═════ Input material

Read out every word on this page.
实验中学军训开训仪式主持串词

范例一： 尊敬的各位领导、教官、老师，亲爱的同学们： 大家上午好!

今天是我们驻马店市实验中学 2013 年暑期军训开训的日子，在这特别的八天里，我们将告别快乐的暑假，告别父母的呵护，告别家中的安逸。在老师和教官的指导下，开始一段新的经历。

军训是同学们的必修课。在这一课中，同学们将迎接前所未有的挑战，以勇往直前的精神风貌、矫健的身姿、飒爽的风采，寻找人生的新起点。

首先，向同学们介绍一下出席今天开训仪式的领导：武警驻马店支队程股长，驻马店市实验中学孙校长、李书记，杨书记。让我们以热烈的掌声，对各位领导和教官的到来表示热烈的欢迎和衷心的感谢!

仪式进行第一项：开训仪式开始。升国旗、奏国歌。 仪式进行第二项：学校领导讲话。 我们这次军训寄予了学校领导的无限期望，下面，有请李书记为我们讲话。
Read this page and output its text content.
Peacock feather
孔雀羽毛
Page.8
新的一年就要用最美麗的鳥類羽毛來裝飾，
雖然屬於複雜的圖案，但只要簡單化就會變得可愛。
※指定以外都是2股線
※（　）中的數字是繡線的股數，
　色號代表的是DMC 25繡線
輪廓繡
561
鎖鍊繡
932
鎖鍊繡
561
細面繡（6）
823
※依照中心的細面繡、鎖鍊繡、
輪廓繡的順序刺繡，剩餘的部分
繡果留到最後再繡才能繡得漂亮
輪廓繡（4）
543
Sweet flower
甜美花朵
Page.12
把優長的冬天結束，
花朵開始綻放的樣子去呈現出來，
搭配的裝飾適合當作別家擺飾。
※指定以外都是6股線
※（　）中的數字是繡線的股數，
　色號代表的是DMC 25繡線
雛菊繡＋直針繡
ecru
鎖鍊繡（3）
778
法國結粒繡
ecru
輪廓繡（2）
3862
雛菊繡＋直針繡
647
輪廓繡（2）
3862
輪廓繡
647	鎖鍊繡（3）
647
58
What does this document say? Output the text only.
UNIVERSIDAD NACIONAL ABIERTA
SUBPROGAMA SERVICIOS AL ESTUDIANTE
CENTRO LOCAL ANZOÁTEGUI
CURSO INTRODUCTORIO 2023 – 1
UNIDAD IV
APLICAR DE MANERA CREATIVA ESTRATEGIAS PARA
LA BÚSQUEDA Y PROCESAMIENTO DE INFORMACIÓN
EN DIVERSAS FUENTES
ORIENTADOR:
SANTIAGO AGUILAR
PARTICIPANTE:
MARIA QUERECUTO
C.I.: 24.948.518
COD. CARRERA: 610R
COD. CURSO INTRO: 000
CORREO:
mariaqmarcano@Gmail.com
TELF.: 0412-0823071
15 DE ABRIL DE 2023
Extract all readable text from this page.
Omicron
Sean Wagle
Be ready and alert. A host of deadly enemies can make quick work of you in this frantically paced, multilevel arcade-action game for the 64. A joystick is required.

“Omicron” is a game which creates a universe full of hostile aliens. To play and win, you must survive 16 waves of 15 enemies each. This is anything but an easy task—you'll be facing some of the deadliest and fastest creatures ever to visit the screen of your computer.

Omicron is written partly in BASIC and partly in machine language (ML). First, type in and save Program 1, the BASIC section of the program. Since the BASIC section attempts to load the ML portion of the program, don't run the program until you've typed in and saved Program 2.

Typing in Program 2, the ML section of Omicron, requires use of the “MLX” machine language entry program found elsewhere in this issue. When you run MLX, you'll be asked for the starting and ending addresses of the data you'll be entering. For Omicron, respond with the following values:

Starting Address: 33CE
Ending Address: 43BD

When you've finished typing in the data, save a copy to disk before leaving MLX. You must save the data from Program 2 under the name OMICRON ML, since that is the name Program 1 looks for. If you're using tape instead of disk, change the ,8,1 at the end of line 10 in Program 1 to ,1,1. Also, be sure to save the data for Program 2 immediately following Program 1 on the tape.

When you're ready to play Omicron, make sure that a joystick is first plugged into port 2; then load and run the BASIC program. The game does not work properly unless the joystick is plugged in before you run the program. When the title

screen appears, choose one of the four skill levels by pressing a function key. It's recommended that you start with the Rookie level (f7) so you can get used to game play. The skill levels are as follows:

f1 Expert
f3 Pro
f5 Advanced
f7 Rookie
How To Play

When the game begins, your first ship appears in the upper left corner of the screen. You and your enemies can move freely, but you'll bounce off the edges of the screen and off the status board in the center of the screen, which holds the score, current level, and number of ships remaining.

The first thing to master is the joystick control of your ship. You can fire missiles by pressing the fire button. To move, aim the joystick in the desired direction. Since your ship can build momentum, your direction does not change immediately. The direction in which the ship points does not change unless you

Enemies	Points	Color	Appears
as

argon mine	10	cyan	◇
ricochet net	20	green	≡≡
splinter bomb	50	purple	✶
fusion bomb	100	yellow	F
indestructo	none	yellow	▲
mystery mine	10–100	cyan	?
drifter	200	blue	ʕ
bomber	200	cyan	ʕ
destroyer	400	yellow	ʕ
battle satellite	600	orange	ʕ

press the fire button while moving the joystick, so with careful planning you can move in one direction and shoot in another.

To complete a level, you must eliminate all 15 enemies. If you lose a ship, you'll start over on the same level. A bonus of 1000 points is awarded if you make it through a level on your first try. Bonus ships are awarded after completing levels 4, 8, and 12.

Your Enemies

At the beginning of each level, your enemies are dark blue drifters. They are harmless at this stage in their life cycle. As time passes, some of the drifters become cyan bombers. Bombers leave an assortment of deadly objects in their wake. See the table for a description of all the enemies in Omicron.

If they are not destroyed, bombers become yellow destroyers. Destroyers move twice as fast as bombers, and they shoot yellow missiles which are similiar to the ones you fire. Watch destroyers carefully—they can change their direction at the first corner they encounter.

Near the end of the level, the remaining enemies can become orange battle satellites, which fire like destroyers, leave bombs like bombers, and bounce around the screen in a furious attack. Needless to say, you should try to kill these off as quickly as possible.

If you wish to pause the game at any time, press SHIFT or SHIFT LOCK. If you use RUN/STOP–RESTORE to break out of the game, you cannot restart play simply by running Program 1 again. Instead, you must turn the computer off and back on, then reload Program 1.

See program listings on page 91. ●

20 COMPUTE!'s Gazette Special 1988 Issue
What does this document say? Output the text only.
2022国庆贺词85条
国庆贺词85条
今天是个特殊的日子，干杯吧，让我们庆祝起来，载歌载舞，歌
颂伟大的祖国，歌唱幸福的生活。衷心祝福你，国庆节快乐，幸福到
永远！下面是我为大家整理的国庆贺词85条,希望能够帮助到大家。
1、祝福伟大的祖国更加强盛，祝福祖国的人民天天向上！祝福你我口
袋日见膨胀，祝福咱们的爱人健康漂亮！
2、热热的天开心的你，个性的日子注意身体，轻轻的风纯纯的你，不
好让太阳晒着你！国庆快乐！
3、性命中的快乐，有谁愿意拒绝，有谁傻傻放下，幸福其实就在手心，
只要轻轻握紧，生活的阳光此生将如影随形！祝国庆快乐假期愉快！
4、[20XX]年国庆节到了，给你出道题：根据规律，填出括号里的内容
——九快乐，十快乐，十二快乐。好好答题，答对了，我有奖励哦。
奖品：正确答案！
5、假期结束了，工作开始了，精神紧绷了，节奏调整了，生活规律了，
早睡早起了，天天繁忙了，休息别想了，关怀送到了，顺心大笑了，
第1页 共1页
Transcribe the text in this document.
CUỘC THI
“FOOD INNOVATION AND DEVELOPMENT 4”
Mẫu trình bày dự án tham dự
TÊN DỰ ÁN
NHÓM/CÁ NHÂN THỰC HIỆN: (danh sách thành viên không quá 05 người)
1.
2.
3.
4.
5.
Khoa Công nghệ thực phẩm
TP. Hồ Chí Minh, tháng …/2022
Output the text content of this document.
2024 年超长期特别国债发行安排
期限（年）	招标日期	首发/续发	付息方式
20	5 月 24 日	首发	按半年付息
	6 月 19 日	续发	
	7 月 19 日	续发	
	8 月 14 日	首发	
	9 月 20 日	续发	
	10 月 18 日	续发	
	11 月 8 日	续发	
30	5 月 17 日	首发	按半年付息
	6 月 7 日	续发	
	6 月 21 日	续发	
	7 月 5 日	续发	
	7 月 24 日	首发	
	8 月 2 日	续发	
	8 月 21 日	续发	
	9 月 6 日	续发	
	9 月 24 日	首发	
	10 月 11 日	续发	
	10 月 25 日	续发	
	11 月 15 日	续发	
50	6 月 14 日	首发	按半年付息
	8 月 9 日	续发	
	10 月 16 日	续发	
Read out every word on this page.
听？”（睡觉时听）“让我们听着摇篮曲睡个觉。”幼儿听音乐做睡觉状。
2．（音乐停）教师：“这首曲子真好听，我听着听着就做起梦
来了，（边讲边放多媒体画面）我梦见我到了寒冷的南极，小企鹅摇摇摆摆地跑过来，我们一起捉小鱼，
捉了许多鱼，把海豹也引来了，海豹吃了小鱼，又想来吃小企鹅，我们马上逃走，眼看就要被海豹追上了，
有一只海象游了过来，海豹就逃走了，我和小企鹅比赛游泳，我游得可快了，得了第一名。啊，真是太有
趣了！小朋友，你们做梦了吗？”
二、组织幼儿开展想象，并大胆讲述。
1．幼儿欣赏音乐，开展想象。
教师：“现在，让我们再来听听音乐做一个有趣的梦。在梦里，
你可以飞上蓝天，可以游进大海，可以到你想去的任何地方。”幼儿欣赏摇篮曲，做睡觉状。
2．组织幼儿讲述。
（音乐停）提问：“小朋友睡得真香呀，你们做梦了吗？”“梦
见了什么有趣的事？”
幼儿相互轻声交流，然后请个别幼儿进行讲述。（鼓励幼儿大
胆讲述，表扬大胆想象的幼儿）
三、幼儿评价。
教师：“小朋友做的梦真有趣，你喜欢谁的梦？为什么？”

══════════

-- Problem statement --
List all lines above in which the string "按半年付息" appears.

-- Solved exercise --
20	5 月 24 日	首发	按半年付息
30	5 月 17 日	首发	按半年付息
50	6 月 14 日	首发	按半年付息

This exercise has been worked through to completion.